■ **What is being asked**: Find every line in the records that holds the string "Рекомендуемое". Copy each one.

(Excerpt from a dataset)
● ● ● ● ● ● ●

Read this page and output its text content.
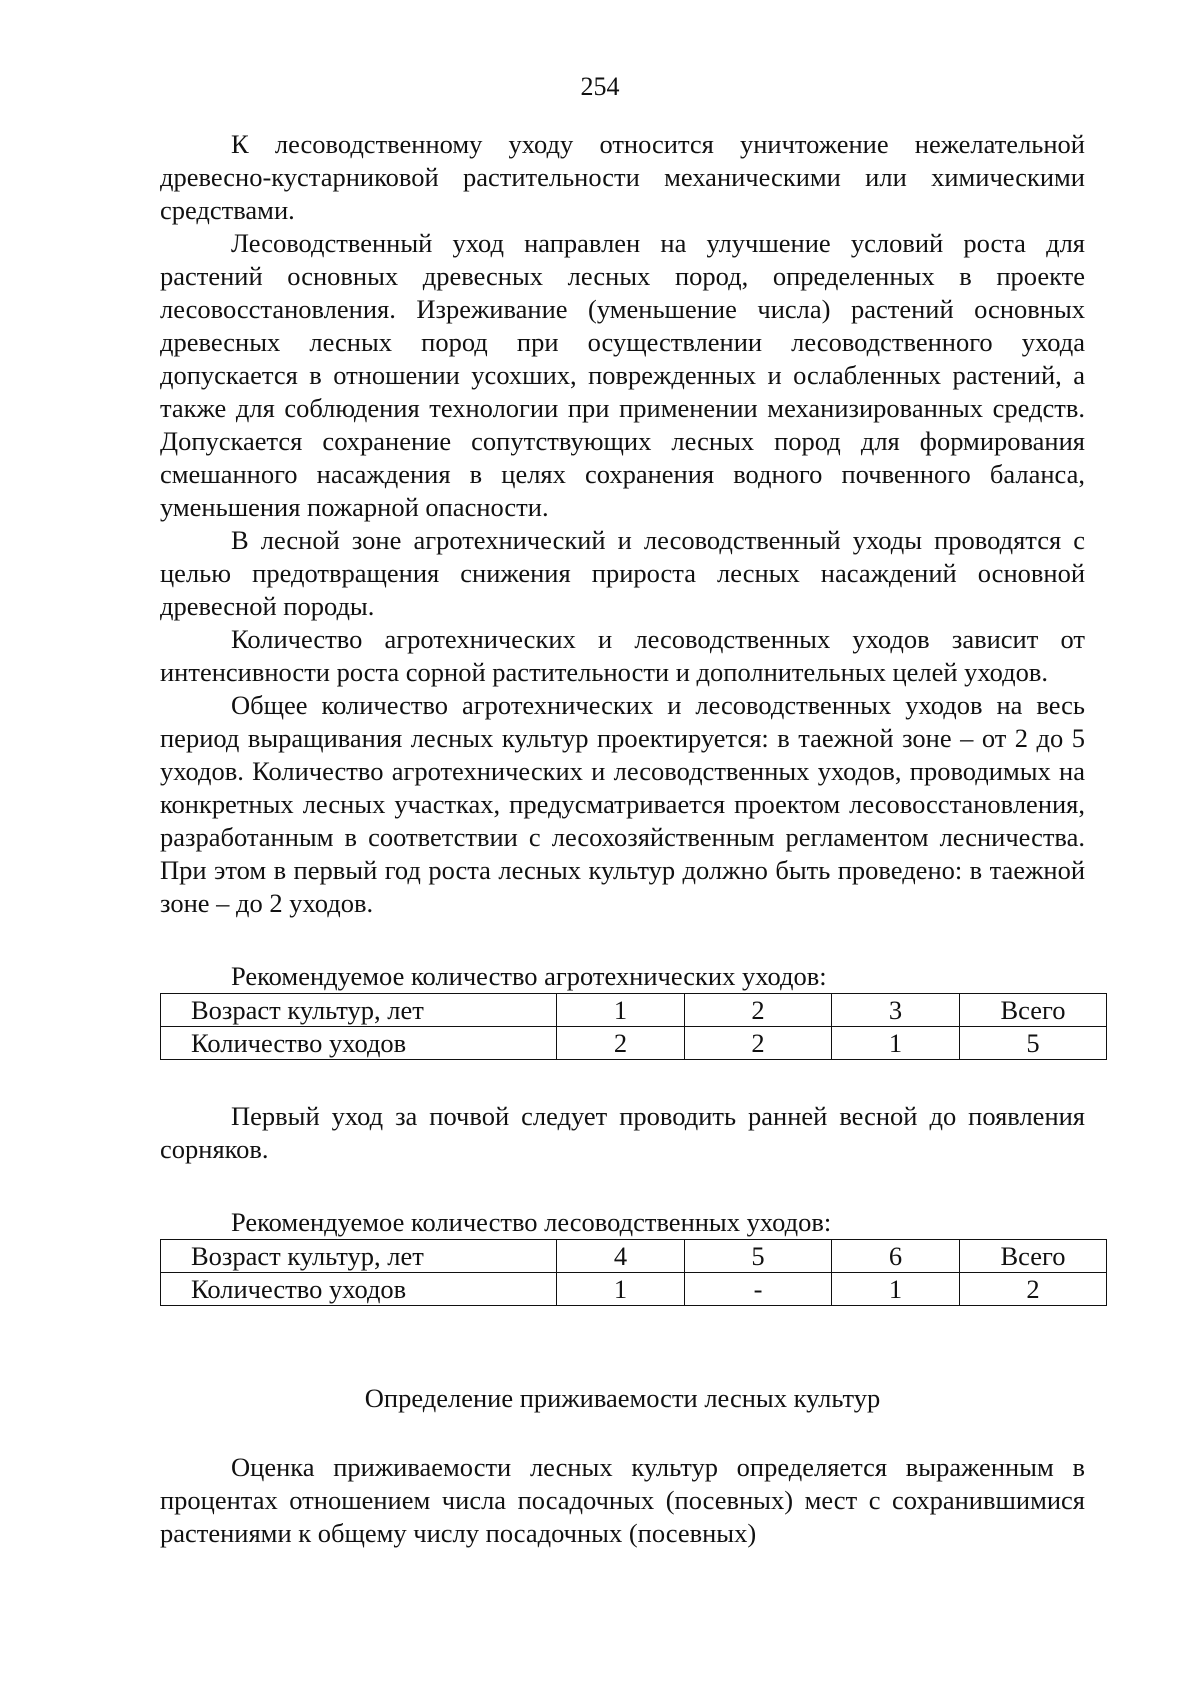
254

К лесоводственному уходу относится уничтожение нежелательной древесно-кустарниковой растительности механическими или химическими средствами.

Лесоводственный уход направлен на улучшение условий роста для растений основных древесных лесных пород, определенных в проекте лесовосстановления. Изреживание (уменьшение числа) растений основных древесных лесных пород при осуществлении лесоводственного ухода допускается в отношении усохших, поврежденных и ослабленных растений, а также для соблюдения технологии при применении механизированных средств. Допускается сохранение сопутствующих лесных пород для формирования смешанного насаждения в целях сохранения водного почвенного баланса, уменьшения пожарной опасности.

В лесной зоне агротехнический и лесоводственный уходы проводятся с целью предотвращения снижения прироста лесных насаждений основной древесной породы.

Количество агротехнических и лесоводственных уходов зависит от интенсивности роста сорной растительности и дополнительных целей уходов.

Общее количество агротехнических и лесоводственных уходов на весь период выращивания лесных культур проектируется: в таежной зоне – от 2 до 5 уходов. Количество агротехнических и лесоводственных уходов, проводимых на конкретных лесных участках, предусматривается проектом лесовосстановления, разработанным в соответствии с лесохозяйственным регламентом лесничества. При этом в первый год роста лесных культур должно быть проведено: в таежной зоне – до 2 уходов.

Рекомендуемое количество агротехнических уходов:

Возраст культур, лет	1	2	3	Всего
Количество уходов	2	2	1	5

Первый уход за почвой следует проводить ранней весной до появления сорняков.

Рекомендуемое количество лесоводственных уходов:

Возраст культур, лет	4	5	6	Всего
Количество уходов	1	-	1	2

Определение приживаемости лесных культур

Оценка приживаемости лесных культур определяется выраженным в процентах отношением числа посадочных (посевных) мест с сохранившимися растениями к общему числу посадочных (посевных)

● ● ● ● ● ● ●

■ **Expected answer**:
Рекомендуемое количество агротехнических уходов:
Рекомендуемое количество лесоводственных уходов:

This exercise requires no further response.